• [Set task]: From the records below, pull each line that has "into".

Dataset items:
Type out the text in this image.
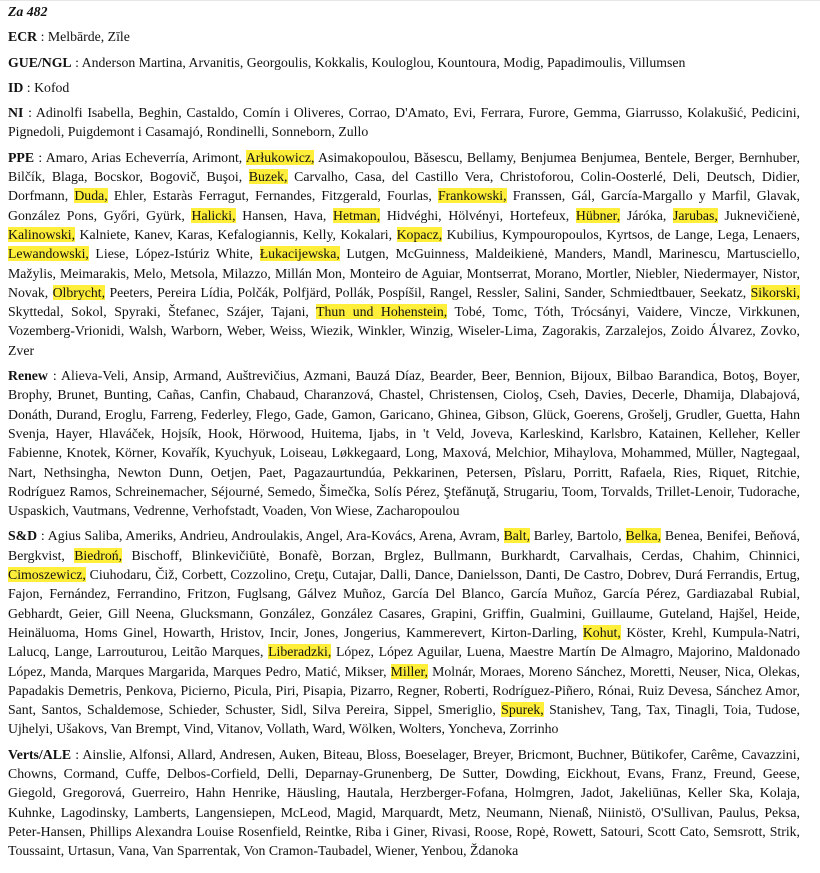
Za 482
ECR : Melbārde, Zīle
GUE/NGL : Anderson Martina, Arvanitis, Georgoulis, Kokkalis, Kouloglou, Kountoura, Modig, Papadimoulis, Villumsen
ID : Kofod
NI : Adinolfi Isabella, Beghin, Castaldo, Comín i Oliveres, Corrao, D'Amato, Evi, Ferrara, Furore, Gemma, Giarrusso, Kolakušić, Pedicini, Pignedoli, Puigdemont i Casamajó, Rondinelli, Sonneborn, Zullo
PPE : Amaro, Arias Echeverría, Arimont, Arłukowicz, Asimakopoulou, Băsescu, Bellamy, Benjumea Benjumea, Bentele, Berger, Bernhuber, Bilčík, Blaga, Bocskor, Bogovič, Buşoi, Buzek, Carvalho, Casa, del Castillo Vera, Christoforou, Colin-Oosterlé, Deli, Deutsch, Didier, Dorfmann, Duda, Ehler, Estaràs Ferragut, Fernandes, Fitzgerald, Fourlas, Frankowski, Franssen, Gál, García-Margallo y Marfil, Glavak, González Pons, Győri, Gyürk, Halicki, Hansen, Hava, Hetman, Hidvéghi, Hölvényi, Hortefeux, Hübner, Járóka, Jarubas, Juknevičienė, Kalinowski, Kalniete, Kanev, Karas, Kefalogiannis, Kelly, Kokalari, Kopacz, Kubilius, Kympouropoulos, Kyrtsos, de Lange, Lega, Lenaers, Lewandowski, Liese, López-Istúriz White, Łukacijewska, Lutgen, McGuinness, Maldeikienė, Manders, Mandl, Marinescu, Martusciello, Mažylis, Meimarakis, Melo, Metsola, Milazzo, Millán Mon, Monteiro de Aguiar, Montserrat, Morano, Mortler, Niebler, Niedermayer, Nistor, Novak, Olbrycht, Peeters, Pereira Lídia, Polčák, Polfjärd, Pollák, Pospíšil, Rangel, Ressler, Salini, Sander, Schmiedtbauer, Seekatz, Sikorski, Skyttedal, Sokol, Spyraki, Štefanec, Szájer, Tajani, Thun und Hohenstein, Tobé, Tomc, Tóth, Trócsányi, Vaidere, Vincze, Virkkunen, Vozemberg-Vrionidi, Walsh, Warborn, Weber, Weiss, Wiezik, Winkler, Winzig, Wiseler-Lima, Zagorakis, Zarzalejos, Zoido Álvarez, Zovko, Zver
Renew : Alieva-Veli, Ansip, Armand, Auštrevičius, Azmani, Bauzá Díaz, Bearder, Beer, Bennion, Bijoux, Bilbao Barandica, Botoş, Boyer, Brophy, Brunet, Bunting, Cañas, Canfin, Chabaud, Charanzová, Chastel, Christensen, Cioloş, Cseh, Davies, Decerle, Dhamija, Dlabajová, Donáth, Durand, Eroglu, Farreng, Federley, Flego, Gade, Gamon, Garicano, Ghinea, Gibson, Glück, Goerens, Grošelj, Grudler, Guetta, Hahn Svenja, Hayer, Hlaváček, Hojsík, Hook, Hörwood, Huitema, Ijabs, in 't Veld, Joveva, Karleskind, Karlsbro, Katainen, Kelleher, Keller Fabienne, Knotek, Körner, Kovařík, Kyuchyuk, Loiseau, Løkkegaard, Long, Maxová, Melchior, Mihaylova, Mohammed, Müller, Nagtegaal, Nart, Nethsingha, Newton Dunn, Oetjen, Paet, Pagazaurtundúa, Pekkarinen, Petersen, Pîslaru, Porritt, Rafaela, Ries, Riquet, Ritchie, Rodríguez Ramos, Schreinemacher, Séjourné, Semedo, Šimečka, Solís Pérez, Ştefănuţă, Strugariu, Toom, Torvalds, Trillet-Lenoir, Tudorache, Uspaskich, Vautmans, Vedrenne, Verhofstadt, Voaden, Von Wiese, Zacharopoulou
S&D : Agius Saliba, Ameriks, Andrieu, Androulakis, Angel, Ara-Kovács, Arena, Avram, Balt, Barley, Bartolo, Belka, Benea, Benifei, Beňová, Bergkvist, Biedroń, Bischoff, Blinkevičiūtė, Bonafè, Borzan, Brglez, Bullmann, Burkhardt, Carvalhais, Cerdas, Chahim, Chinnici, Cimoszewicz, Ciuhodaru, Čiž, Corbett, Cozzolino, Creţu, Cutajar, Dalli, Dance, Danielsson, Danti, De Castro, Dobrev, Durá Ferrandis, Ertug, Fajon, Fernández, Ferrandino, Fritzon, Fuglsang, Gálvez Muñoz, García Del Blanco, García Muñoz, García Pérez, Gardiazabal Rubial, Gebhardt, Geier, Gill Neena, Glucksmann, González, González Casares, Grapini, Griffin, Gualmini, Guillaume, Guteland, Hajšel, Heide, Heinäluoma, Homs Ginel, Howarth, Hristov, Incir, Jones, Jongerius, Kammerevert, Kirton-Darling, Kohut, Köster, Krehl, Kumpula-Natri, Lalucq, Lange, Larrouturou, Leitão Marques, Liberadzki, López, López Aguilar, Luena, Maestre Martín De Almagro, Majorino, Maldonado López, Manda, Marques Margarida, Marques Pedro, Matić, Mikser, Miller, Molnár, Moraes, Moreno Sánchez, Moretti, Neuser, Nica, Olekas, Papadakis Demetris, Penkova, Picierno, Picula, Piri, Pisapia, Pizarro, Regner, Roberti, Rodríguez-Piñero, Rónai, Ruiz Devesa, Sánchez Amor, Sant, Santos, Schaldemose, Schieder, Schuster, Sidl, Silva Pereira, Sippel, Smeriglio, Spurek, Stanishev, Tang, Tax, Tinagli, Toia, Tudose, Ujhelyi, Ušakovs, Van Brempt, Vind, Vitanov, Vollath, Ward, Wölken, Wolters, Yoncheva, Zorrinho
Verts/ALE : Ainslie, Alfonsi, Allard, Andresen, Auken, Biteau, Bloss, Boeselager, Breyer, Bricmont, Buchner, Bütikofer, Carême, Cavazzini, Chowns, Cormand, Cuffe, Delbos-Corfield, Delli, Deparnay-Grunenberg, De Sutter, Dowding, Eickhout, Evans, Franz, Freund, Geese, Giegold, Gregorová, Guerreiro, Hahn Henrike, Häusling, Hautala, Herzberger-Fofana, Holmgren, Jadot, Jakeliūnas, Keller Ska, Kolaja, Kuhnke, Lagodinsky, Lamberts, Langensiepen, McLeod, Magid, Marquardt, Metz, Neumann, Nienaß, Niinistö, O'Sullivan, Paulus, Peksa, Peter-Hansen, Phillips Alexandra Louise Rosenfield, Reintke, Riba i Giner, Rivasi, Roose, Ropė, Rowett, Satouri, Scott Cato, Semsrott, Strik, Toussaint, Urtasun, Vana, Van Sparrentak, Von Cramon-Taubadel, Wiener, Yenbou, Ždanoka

* * *

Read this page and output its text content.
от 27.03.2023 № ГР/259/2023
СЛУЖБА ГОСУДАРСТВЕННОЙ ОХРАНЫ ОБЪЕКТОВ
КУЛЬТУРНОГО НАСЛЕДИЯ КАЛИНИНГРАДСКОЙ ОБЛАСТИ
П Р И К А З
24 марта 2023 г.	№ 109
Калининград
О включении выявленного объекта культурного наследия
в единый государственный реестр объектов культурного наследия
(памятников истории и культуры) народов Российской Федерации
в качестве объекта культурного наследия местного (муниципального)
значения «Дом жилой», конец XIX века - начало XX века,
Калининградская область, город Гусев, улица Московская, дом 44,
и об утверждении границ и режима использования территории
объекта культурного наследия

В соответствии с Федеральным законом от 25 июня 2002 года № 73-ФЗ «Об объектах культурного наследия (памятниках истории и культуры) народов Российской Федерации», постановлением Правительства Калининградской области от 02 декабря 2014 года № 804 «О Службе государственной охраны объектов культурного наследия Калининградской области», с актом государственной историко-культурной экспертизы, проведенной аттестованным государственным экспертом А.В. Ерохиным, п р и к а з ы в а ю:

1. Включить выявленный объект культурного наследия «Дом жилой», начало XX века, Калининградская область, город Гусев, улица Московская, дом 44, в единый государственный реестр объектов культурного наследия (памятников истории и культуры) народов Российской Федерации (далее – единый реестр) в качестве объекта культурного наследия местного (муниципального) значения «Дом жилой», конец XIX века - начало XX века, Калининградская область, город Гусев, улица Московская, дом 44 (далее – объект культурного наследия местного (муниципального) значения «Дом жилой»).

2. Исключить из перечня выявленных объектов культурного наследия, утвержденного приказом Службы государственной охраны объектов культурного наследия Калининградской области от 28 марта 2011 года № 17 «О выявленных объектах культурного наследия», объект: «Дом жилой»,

==

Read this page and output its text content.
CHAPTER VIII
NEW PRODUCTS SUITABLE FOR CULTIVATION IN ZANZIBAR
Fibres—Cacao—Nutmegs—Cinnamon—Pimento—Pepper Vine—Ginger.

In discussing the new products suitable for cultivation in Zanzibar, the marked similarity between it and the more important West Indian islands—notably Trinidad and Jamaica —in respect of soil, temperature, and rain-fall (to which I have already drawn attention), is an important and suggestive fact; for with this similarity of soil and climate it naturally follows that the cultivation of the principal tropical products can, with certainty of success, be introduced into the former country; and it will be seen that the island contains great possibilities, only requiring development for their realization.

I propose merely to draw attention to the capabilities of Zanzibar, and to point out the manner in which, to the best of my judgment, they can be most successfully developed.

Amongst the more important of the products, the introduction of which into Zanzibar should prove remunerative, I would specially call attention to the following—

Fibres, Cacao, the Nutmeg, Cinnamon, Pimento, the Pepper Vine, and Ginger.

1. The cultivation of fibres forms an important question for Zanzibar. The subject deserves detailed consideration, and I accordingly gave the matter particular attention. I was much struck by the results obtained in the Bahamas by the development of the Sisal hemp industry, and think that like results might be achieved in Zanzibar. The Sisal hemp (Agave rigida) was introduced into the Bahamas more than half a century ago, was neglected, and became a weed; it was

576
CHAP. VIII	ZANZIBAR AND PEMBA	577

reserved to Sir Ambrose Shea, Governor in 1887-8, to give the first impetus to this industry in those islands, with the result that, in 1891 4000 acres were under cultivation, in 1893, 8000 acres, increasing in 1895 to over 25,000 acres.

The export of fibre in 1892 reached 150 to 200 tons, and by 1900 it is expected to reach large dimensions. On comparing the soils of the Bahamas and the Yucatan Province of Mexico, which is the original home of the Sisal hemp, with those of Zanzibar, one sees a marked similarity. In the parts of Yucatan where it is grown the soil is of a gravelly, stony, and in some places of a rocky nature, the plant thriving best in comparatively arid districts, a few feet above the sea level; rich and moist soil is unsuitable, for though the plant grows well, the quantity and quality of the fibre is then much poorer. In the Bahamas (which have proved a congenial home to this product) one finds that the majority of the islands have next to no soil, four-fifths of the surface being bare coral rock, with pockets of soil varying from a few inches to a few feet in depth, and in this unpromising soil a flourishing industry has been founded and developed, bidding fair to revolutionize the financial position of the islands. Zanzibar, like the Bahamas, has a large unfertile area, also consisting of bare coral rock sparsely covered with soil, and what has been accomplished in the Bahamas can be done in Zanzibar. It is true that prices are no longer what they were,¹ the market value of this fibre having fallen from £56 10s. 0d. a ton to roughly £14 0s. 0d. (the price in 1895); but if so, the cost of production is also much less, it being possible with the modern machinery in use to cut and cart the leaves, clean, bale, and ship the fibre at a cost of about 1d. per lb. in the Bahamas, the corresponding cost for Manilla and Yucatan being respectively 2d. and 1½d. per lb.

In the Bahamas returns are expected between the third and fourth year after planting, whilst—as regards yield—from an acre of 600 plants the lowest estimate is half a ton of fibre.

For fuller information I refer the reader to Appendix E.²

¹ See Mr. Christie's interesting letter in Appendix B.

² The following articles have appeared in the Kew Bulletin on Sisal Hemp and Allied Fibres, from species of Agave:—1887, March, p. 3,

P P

• [Answer]:
In discussing the new products suitable for cultivation in Zanzibar, the marked similarity between it and the more important West Indian islands—notably Trinidad and Jamaica —in respect of soil, temperature, and rain-fall (to which I have already drawn attention), is an important and suggestive fact; for with this similarity of soil and climate it naturally follows that the cultivation of the principal tropical products can, with certainty of success, be introduced into the former country; and it will be seen that the island contains great possibilities, only requiring development for their realization.
Amongst the more important of the products, the introduction of which into Zanzibar should prove remunerative, I would specially call attention to the following—
1. The cultivation of fibres forms an important question for Zanzibar. The subject deserves detailed consideration, and I accordingly gave the matter particular attention. I was much struck by the results obtained in the Bahamas by the development of the Sisal hemp industry, and think that like results might be achieved in Zanzibar. The Sisal hemp (Agave rigida) was introduced into the Bahamas more than half a century ago, was neglected, and became a weed; it was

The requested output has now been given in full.